◆ **HOW TO COMPLETE THIS TASK**
Below are records; work out how many of their lines hold the string "text" and give that number alone.

[Dataset entries on figures]

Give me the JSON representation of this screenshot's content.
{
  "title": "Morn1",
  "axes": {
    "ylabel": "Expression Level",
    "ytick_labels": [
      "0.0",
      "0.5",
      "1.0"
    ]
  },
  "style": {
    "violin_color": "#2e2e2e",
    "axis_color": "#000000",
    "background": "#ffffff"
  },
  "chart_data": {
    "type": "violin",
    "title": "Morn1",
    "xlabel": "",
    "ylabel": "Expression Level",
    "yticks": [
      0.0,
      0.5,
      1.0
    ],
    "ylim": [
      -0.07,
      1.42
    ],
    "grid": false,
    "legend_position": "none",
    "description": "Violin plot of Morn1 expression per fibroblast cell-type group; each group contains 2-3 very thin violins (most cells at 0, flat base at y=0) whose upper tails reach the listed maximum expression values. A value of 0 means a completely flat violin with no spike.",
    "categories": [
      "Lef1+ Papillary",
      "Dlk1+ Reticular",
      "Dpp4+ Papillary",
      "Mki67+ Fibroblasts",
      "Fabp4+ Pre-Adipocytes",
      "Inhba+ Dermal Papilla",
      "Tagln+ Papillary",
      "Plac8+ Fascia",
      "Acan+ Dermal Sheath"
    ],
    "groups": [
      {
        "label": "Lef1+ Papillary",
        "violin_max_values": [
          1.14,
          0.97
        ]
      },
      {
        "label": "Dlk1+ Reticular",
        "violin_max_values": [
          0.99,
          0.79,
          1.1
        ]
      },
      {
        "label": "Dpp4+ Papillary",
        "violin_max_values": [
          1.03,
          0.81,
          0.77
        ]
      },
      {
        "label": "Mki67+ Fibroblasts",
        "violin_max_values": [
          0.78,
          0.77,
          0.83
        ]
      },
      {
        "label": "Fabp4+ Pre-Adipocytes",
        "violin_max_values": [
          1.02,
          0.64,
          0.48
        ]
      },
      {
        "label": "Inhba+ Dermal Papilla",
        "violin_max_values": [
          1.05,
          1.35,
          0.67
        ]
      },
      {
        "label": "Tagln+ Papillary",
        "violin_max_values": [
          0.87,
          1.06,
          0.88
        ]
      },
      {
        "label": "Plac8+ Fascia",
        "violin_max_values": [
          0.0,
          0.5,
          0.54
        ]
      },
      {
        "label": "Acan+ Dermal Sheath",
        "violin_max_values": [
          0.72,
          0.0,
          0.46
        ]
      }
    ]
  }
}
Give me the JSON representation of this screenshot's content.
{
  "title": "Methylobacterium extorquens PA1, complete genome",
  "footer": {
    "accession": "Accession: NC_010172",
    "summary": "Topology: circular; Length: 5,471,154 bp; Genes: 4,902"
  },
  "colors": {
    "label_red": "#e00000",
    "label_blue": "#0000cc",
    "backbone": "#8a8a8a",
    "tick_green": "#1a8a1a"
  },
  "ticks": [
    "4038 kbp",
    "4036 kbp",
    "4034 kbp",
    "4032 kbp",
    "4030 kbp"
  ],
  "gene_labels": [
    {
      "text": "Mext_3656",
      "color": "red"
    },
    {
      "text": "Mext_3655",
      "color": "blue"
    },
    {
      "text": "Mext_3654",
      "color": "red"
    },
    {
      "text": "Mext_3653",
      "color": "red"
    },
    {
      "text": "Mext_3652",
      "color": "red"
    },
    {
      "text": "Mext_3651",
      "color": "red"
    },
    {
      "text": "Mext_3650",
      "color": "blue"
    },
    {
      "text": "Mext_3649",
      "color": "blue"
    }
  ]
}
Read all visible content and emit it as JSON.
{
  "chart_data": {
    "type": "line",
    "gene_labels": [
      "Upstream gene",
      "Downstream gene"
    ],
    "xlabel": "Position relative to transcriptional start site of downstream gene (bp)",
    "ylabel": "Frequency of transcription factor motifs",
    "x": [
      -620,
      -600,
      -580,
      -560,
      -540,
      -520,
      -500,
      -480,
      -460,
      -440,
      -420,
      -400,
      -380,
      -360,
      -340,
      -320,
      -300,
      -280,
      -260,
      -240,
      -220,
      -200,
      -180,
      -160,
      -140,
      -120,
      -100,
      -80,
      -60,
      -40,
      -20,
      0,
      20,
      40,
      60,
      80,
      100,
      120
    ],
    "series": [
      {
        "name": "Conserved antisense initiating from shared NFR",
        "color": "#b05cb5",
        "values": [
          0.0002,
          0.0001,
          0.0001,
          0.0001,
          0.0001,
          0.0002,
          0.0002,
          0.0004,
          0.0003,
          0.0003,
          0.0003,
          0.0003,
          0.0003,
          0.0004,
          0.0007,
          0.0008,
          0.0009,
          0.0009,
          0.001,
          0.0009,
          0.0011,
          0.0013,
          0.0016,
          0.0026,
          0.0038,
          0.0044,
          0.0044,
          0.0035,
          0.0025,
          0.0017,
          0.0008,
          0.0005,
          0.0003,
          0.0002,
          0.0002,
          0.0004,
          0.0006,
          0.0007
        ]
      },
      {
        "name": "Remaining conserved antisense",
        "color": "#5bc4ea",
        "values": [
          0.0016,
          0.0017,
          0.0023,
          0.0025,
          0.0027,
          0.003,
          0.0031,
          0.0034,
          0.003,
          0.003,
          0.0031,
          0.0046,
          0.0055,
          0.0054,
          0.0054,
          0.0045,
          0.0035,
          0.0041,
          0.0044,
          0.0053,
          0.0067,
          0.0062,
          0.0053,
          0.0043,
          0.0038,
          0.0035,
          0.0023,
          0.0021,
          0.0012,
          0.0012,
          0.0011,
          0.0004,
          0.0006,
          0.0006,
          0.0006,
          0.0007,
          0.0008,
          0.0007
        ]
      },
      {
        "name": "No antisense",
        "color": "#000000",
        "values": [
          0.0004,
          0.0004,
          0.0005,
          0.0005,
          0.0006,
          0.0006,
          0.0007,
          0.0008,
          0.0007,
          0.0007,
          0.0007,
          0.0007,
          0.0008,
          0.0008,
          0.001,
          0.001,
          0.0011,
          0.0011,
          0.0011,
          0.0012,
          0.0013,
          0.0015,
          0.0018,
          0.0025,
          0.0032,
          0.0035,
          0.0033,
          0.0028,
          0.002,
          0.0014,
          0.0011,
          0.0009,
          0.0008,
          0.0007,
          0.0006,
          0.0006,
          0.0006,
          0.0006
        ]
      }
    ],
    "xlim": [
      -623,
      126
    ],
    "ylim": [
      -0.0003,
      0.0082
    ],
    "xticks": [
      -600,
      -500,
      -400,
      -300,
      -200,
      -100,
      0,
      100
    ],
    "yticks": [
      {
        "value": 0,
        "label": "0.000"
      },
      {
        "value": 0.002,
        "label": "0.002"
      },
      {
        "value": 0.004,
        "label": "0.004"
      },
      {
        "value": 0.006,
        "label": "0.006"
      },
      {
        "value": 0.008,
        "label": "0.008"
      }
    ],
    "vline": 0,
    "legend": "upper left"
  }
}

◆ **TASK ANSWER**
8